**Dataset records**
--- begin ---

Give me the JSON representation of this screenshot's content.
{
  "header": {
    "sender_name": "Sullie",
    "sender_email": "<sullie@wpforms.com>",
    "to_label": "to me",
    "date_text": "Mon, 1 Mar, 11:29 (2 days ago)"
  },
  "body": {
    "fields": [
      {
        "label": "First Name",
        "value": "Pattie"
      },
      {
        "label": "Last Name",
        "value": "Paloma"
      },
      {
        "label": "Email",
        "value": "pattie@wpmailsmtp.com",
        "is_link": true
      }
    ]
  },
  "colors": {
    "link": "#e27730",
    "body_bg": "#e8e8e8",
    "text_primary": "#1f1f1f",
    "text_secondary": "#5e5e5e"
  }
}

--- end ---

**AIM OF THE TASK**
Each line of the material above must be retyped precisely.

**TASK OUTPUT**
Give me the JSON representation of this screenshot's content.
{
  "header": {
    "sender_name": "Sullie",
    "sender_email": "<sullie@wpforms.com>",
    "to_label": "to me",
    "date_text": "Mon, 1 Mar, 11:29 (2 days ago)"
  },
  "body": {
    "fields": [
      {
        "label": "First Name",
        "value": "Pattie"
      },
      {
        "label": "Last Name",
        "value": "Paloma"
      },
      {
        "label": "Email",
        "value": "pattie@wpmailsmtp.com",
        "is_link": true
      }
    ]
  },
  "colors": {
    "link": "#e27730",
    "body_bg": "#e8e8e8",
    "text_primary": "#1f1f1f",
    "text_secondary": "#5e5e5e"
  }
}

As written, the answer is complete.